Each line below is to be written out in full, exactly as shown.

------ MATERIAL PROVIDED ------

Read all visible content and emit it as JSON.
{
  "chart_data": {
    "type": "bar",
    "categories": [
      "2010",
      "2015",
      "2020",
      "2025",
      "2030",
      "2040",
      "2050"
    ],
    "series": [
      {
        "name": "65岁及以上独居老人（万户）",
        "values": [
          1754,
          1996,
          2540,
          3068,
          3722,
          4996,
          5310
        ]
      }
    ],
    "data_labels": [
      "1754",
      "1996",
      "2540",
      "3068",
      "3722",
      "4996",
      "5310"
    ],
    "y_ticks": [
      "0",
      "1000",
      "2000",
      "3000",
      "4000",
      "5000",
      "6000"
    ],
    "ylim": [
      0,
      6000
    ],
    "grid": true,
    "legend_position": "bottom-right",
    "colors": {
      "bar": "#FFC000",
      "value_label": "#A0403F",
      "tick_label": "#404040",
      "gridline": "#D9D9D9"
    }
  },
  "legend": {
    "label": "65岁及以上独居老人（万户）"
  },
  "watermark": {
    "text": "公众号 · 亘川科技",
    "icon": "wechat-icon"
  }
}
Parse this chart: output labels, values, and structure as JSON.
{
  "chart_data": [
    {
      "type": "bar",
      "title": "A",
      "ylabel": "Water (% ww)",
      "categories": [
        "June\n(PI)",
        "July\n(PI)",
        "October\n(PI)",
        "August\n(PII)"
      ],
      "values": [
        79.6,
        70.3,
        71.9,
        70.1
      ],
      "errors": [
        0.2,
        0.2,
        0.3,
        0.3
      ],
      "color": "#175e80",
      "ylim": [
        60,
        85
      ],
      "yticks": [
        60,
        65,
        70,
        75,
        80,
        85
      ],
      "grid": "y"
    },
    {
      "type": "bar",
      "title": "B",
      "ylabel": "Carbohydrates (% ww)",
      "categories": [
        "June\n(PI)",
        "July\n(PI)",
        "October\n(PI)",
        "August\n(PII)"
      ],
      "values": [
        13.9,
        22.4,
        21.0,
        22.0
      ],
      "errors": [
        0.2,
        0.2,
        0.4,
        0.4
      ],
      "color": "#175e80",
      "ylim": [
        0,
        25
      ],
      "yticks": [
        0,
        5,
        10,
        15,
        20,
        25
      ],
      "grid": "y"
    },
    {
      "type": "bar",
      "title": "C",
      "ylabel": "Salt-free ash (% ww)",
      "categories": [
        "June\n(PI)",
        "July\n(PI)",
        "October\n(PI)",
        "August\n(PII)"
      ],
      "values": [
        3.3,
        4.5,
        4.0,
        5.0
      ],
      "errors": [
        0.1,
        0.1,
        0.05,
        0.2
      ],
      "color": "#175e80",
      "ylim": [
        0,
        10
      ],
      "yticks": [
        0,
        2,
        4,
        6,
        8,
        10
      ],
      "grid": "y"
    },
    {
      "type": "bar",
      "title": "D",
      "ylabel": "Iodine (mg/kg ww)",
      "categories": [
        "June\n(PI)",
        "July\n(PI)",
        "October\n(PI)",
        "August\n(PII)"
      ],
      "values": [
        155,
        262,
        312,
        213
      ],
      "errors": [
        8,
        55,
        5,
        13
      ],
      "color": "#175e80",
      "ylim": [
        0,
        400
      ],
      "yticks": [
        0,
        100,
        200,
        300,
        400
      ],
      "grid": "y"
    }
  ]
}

------

SOLUTION TO THIS EXERCISE:
Read all visible content and emit it as JSON.
{
  "chart_data": {
    "type": "bar",
    "categories": [
      "2010",
      "2015",
      "2020",
      "2025",
      "2030",
      "2040",
      "2050"
    ],
    "series": [
      {
        "name": "65岁及以上独居老人（万户）",
        "values": [
          1754,
          1996,
          2540,
          3068,
          3722,
          4996,
          5310
        ]
      }
    ],
    "data_labels": [
      "1754",
      "1996",
      "2540",
      "3068",
      "3722",
      "4996",
      "5310"
    ],
    "y_ticks": [
      "0",
      "1000",
      "2000",
      "3000",
      "4000",
      "5000",
      "6000"
    ],
    "ylim": [
      0,
      6000
    ],
    "grid": true,
    "legend_position": "bottom-right",
    "colors": {
      "bar": "#FFC000",
      "value_label": "#A0403F",
      "tick_label": "#404040",
      "gridline": "#D9D9D9"
    }
  },
  "legend": {
    "label": "65岁及以上独居老人（万户）"
  },
  "watermark": {
    "text": "公众号 · 亘川科技",
    "icon": "wechat-icon"
  }
}
Parse this chart: output labels, values, and structure as JSON.
{
  "chart_data": [
    {
      "type": "bar",
      "title": "A",
      "ylabel": "Water (% ww)",
      "categories": [
        "June\n(PI)",
        "July\n(PI)",
        "October\n(PI)",
        "August\n(PII)"
      ],
      "values": [
        79.6,
        70.3,
        71.9,
        70.1
      ],
      "errors": [
        0.2,
        0.2,
        0.3,
        0.3
      ],
      "color": "#175e80",
      "ylim": [
        60,
        85
      ],
      "yticks": [
        60,
        65,
        70,
        75,
        80,
        85
      ],
      "grid": "y"
    },
    {
      "type": "bar",
      "title": "B",
      "ylabel": "Carbohydrates (% ww)",
      "categories": [
        "June\n(PI)",
        "July\n(PI)",
        "October\n(PI)",
        "August\n(PII)"
      ],
      "values": [
        13.9,
        22.4,
        21.0,
        22.0
      ],
      "errors": [
        0.2,
        0.2,
        0.4,
        0.4
      ],
      "color": "#175e80",
      "ylim": [
        0,
        25
      ],
      "yticks": [
        0,
        5,
        10,
        15,
        20,
        25
      ],
      "grid": "y"
    },
    {
      "type": "bar",
      "title": "C",
      "ylabel": "Salt-free ash (% ww)",
      "categories": [
        "June\n(PI)",
        "July\n(PI)",
        "October\n(PI)",
        "August\n(PII)"
      ],
      "values": [
        3.3,
        4.5,
        4.0,
        5.0
      ],
      "errors": [
        0.1,
        0.1,
        0.05,
        0.2
      ],
      "color": "#175e80",
      "ylim": [
        0,
        10
      ],
      "yticks": [
        0,
        2,
        4,
        6,
        8,
        10
      ],
      "grid": "y"
    },
    {
      "type": "bar",
      "title": "D",
      "ylabel": "Iodine (mg/kg ww)",
      "categories": [
        "June\n(PI)",
        "July\n(PI)",
        "October\n(PI)",
        "August\n(PII)"
      ],
      "values": [
        155,
        262,
        312,
        213
      ],
      "errors": [
        8,
        55,
        5,
        13
      ],
      "color": "#175e80",
      "ylim": [
        0,
        400
      ],
      "yticks": [
        0,
        100,
        200,
        300,
        400
      ],
      "grid": "y"
    }
  ]
}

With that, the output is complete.